■ Your objective: Of the lines in the entries, how many hold the word "والمساء"? Give that number alone.

==== Materials provided

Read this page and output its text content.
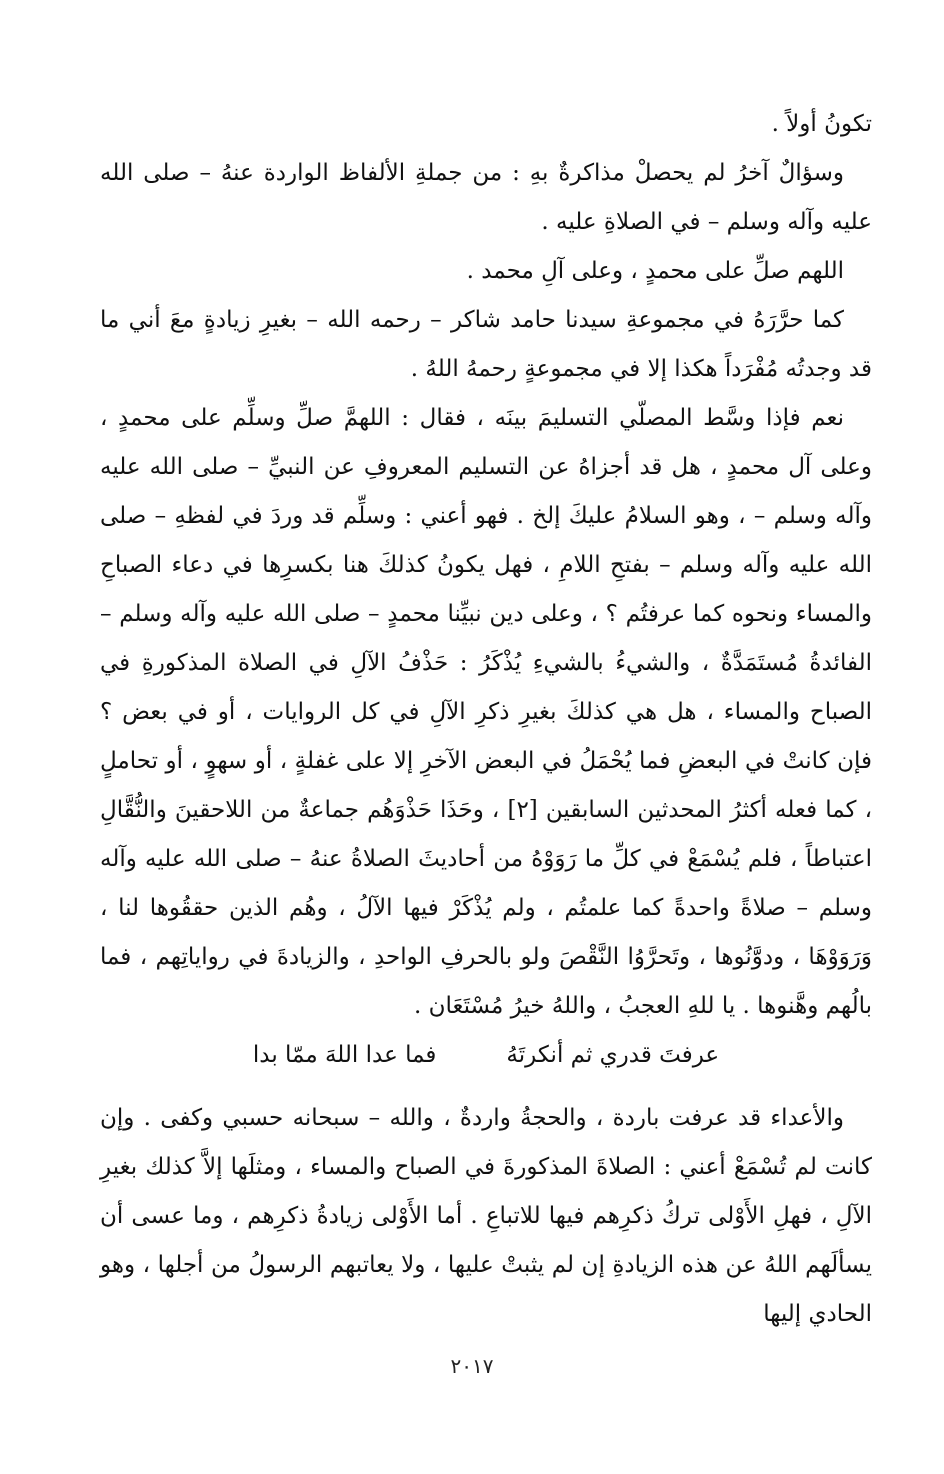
تكونُ أولاً .

وسؤالٌ آخرُ لم يحصلْ مذاكرةٌ بهِ : من جملةِ الألفاظ الواردة عنهُ – صلى الله عليه وآله وسلم – في الصلاةِ عليه .

اللهم صلِّ على محمدٍ ، وعلى آلِ محمد .

كما حرَّرَهُ في مجموعةِ سيدنا حامد شاكر – رحمه الله – بغيرِ زيادةٍ معَ أني ما قد وجدتُه مُفْرَداً هكذا إلا في مجموعةٍ رحمهُ اللهُ .

نعم فإذا وسَّط المصلّي التسليمَ بينَه ، فقال : اللهمَّ صلِّ وسلِّم على محمدٍ ، وعلى آل محمدٍ ، هل قد أجزاهُ عن التسليم المعروفِ عن النبيِّ – صلى الله عليه وآله وسلم – ، وهو السلامُ عليكَ إلخ . فهو أعني : وسلِّم قد وردَ في لفظهِ – صلى الله عليه وآله وسلم – بفتحِ اللامِ ، فهل يكونُ كذلكَ هنا بكسرِها في دعاء الصباحِ والمساء ونحوه كما عرفتُم ؟ ، وعلى دين نبيِّنا محمدٍ – صلى الله عليه وآله وسلم – الفائدةُ مُستَمَدَّةٌ ، والشيءُ بالشيءِ يُذْكَرُ : حَذْفُ الآلِ في الصلاة المذكورةِ في الصباح والمساء ، هل هي كذلكَ بغيرِ ذكرِ الآلِ في كل الروايات ، أو في بعض ؟ فإن كانتْ في البعضِ فما يُحْمَلُ في البعض الآخرِ إلا على غفلةٍ ، أو سهوٍ ، أو تحاملٍ ، كما فعله أكثرُ المحدثين السابقين [٢] ، وحَذَا حَذْوَهُم جماعةٌ من اللاحقينَ والنُّقَّالِ اعتباطاً ، فلم يُسْمَعْ في كلِّ ما رَوَوْهُ من أحاديثَ الصلاةُ عنهُ – صلى الله عليه وآله وسلم – صلاةً واحدةً كما علمتُم ، ولم يُذْكَرْ فيها الآلُ ، وهُم الذين حققُوها لنا ، وَرَوَوْهَا ، ودوَّنُوها ، وتَحرَّوُا النَّقْصَ ولو بالحرفِ الواحدِ ، والزيادةَ في رواياتِهم ، فما بالُهم وهَّنوها . يا للهِ العجبُ ، واللهُ خيرُ مُسْتَعَان .

عرفتَ قدري ثم أنكرتَهُ
فما عدا اللهَ ممّا بدا

والأعداء قد عرفت باردة ، والحجةُ واردةٌ ، والله – سبحانه حسبي وكفى . وإن كانت لم تُسْمَعْ أعني : الصلاةَ المذكورةَ في الصباح والمساء ، ومثلَها إلاَّ كذلك بغيرِ الآلِ ، فهلِ الأَوْلى تركُ ذكرِهم فيها للاتباعِ . أما الأَوْلى زيادةُ ذكرِهم ، وما عسى أن يسألَهم اللهُ عن هذه الزيادةِ إن لم يثبتْ عليها ، ولا يعاتبهم الرسولُ من أجلها ، وهو الحادي إليها

٢٠١٧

========

■ The result: 2